"Minha
empregada serve café às 8 da manhã, e serve jantar às 8 da noite, mas
durante o dia tem muito tempo ocioso, então não cabe pagar hora extra."
Pergunta: Durante esse "tempo ocioso" ela pode sair de casa? Tipo, pegar um cineminha, fazer uma caminhada, ou qualquer coisa do interesse dela?
"Minha empregada assiste novela junto comigo. Como formalizar uma relação que é afetiva?"
Pergunta: Se, durante a novela, você pedir pra ela fazer um sanduíche
pra você ela tem a opção de recusar, ou pelo menos dizer "espera o
intervalo"?
"Minha empregada dorme na minha casa, e seus
serviços raramente são solicitados de noite, então acho injusto o
adicional noturno."
Pergunta: Se um médico dorme no hospital
durante seu plantão, e nenhum paciente aparece durante a noite, isso
significa que ele não deveria receber por aquela noite?
"Ela mora lá em casa, é a casa dela também. E não contribui com as despesas."
Pergunta: Se é a casa dela, ela pode receber visitas? Dar festinhas? Receber os parentes no natal?
"Minha empregada é como se fosse da família."
Pergunta: ela vai dividir a sua herança com seus filhos?

◆ Registros fornecidos ◆
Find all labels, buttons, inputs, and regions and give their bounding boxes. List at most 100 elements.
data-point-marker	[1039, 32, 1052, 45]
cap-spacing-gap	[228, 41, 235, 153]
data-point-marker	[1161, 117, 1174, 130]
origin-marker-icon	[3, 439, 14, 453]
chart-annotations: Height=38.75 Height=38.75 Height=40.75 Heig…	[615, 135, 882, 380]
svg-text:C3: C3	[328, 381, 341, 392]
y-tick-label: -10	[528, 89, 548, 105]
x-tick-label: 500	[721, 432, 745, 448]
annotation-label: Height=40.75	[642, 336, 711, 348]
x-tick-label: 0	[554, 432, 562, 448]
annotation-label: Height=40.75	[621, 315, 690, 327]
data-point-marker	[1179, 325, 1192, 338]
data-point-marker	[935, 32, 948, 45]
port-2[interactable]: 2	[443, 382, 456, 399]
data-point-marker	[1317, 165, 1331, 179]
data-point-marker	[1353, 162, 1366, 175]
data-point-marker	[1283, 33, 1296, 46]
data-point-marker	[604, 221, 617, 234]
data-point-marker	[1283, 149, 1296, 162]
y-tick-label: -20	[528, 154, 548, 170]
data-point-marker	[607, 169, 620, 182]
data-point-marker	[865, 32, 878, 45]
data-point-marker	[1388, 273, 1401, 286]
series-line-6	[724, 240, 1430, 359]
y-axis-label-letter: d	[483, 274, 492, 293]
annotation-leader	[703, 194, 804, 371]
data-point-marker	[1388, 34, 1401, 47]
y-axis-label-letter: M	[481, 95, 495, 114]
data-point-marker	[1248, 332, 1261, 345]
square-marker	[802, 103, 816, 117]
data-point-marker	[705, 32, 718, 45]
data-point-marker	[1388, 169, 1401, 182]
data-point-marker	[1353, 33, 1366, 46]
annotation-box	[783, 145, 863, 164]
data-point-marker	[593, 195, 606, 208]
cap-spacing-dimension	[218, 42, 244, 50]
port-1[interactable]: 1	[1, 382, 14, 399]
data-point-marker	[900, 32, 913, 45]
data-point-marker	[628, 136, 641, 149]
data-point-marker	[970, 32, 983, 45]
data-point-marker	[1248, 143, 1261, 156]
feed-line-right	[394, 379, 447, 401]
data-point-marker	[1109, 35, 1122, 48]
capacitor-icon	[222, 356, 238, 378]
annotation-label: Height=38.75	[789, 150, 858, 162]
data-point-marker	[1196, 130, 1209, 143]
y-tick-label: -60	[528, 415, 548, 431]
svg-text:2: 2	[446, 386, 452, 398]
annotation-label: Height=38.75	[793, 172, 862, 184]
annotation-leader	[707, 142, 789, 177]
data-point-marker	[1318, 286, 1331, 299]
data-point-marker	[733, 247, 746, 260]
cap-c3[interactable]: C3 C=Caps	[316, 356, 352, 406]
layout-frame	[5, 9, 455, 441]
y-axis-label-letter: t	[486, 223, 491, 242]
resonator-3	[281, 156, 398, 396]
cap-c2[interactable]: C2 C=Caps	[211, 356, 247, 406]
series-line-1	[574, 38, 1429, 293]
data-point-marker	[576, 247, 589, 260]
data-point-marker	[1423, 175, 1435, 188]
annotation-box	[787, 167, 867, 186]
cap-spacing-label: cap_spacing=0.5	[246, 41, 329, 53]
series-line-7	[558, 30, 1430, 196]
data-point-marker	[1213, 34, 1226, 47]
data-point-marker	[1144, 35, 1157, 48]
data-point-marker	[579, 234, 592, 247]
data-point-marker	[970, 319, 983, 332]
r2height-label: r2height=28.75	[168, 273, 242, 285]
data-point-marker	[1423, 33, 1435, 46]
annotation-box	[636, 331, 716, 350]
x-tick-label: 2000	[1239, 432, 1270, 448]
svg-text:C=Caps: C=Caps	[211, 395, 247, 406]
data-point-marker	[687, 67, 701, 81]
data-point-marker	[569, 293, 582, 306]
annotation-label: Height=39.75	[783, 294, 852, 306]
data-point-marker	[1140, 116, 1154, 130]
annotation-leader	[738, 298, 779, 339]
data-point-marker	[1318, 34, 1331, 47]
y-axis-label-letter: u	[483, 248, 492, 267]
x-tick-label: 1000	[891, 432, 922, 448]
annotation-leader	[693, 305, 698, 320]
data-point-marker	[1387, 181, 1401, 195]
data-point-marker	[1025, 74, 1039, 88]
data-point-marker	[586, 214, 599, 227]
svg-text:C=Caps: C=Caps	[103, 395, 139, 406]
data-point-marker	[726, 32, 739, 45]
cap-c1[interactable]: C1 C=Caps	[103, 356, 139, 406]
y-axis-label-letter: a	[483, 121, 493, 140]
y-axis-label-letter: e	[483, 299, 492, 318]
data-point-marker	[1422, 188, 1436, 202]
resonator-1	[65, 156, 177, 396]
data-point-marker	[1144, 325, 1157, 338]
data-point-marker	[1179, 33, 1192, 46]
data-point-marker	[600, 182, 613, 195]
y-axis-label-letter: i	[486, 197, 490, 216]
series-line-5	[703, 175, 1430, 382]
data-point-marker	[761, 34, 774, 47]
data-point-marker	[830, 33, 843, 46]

◆ Item da tarefa A ◆
Extraia do texto sobre a empregada doméstica o trecho que vai de "Pergunta: Durante esse" até "parentes no natal?".
◆ Item da tarefa B ◆
Escreva a continuação do texto sobre a empregada doméstica a partir do ponto em que ele termina.

◆ Resposta da tarefa A ◆
Pergunta: Durante esse "tempo ocioso" ela pode sair de casa? Tipo, pegar um cineminha, fazer uma caminhada, ou qualquer coisa do interesse dela?
"Minha empregada assiste novela junto comigo. Como formalizar uma relação que é afetiva?"
Pergunta: Se, durante a novela, você pedir pra ela fazer um sanduíche
pra você ela tem a opção de recusar, ou pelo menos dizer "espera o
intervalo"?
"Minha empregada dorme na minha casa, e seus
serviços raramente são solicitados de noite, então acho injusto o
adicional noturno."
Pergunta: Se um médico dorme no hospital
durante seu plantão, e nenhum paciente aparece durante a noite, isso
significa que ele não deveria receber por aquela noite?
"Ela mora lá em casa, é a casa dela também. E não contribui com as despesas."
Pergunta: Se é a casa dela, ela pode receber visitas? Dar festinhas? Receber os parentes no natal?

◆ Resposta da tarefa B ◆
"Tenho uma empregada e duas babás, uma fixa e uma folguista, e preciso
delas porque trabalho fora. Acho que o governo deveria arcar com parte
dos novos custos trabalhistas."
Pergunta: E mordomo e motorista? Não acha que o governo tinha que bancar esses pra você também?
Pergunta(2): De onde você acha que vem o dinheiro do governo?
Todos esses foram comentários que li por aí nas notícias sobre a tardia
equiparação dos direitos das domésticas com os de todas as outras
categorias. A gente já sabia que essa relação no Brasil era assim, mas
não dá pra não ficar chocado com tantas manifestações sem noção. Parece
que pra classe média brasileira as domésticas tinham mais é que ser
gratas por abrirem mão das suas vidas pessoais pra servirem seus(uas)
patrões(oas), tão bondosos e caridosos.